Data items
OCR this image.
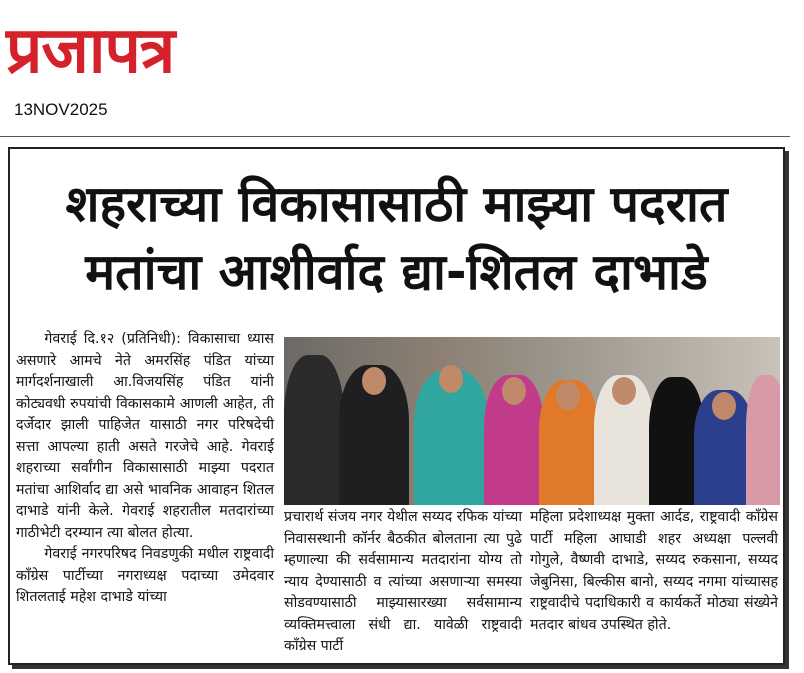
प्रजापत्र
13NOV2025
शहराच्या विकासासाठी माझ्या पदरात
मतांचा आशीर्वाद द्या-शितल दाभाडे

गेवराई दि.१२ (प्रतिनिधी): विकासाचा ध्यास असणारे आमचे नेते अमरसिंह पंडित यांच्या मार्गदर्शनाखाली आ.विजयसिंह पंडित यांनी कोट्यवधी रुपयांची विकासकामे आणली आहेत, ती दर्जेदार झाली पाहिजेत यासाठी नगर परिषदेची सत्ता आपल्या हाती असते गरजेचे आहे. गेवराई शहराच्या सर्वांगीन विकासासाठी माझ्या पदरात मतांचा आशिर्वाद द्या असे भावनिक आवाहन शितल दाभाडे यांनी केले. गेवराई शहरातील मतदारांच्या गाठीभेटी दरम्यान त्या बोलत होत्या.

गेवराई नगरपरिषद निवडणुकी मधील राष्ट्रवादी कॉंग्रेस पार्टीच्या नगराध्यक्ष पदाच्या उमेदवार शितलताई महेश दाभाडे यांच्या

प्रचारार्थ संजय नगर येथील सय्यद रफिक यांच्या निवासस्थानी कॉर्नर बैठकीत बोलताना त्या पुढे म्हणाल्या की सर्वसामान्य मतदारांना योग्य तो न्याय देण्यासाठी व त्यांच्या असणाऱ्या समस्या सोडवण्यासाठी माझ्यासारख्या सर्वसामान्य व्यक्तिमत्त्वाला संधी द्या. यावेळी राष्ट्रवादी कॉंग्रेस पार्टी
महिला प्रदेशाध्यक्ष मुक्ता आर्दड, राष्ट्रवादी कॉंग्रेस पार्टी महिला आघाडी शहर अध्यक्षा पल्लवी गोगुले, वैष्णवी दाभाडे, सय्यद रुकसाना, सय्यद जेबुनिसा, बिल्कीस बानो, सय्यद नगमा यांच्यासह राष्ट्रवादीचे पदाधिकारी व कार्यकर्ते मोठ्या संख्येने मतदार बांधव उपस्थित होते.
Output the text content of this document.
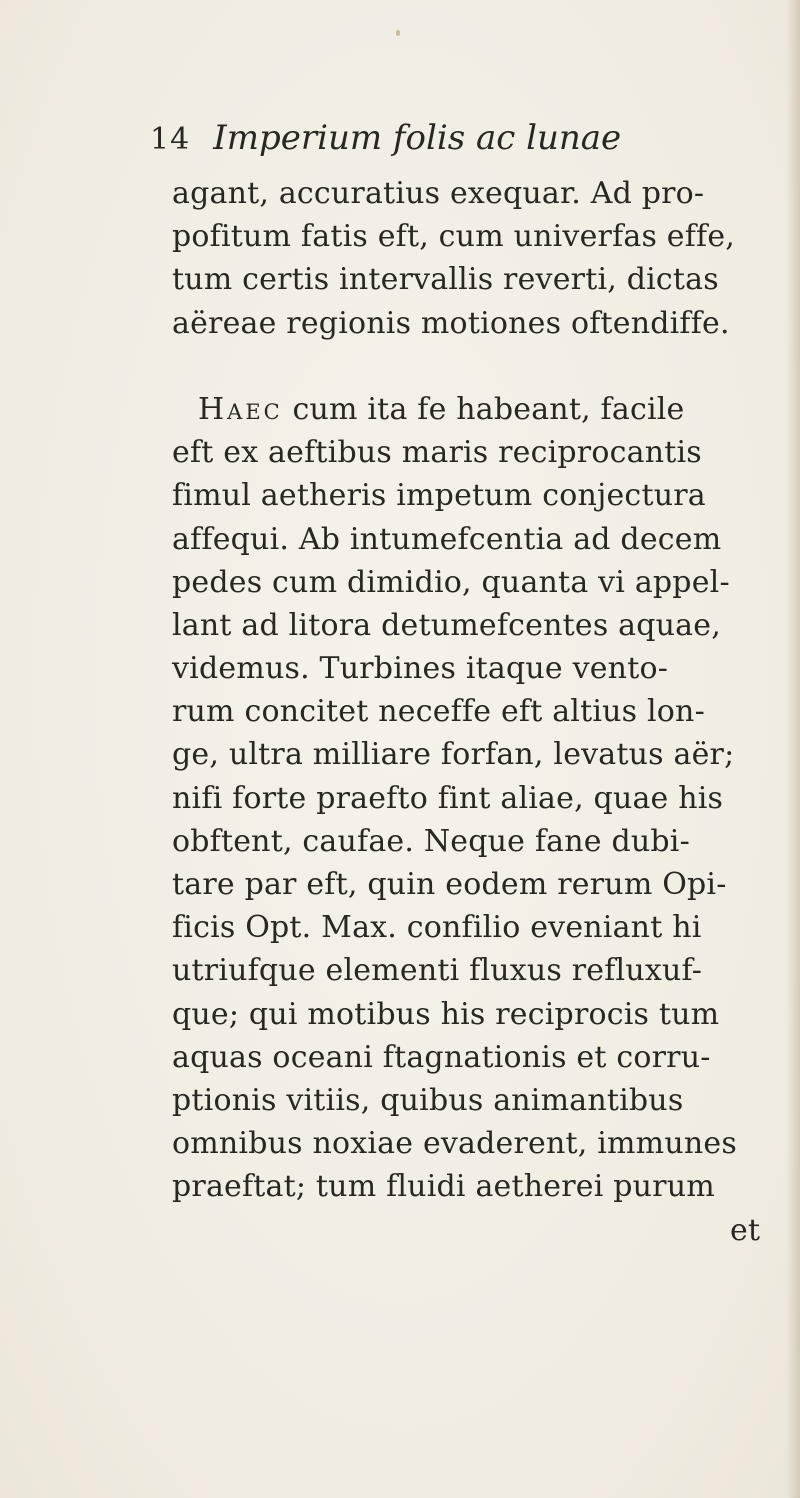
14 Imperium folis ac lunae
agant, accuratius exequar. Ad pro-
pofitum fatis eft, cum univerfas effe,
tum certis intervallis reverti, dictas
aëreae regionis motiones oftendiffe.
Haec cum ita fe habeant, facile
eft ex aeftibus maris reciprocantis
fimul aetheris impetum conjectura
affequi. Ab intumefcentia ad decem
pedes cum dimidio, quanta vi appel-
lant ad litora detumefcentes aquae,
videmus. Turbines itaque vento-
rum concitet neceffe eft altius lon-
ge, ultra milliare forfan, levatus aër;
nifi forte praefto fint aliae, quae his
obftent, caufae. Neque fane dubi-
tare par eft, quin eodem rerum Opi-
ficis Opt. Max. confilio eveniant hi
utriufque elementi fluxus refluxuf-
que; qui motibus his reciprocis tum
aquas oceani ftagnationis et corru-
ptionis vitiis, quibus animantibus
omnibus noxiae evaderent, immunes
praeftat; tum fluidi aetherei purum
et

# [Aim of the exercise]
From the line containing "Output the text content of this document." down to the last line of the data, print every line exactly and nothing else. Pictures stay out of the copy.

# [Solution to this exercise]
Output the text content of this document.
14 Imperium folis ac lunae
agant, accuratius exequar. Ad pro-
pofitum fatis eft, cum univerfas effe,
tum certis intervallis reverti, dictas
aëreae regionis motiones oftendiffe.
Haec cum ita fe habeant, facile
eft ex aeftibus maris reciprocantis
fimul aetheris impetum conjectura
affequi. Ab intumefcentia ad decem
pedes cum dimidio, quanta vi appel-
lant ad litora detumefcentes aquae,
videmus. Turbines itaque vento-
rum concitet neceffe eft altius lon-
ge, ultra milliare forfan, levatus aër;
nifi forte praefto fint aliae, quae his
obftent, caufae. Neque fane dubi-
tare par eft, quin eodem rerum Opi-
ficis Opt. Max. confilio eveniant hi
utriufque elementi fluxus refluxuf-
que; qui motibus his reciprocis tum
aquas oceani ftagnationis et corru-
ptionis vitiis, quibus animantibus
omnibus noxiae evaderent, immunes
praeftat; tum fluidi aetherei purum
et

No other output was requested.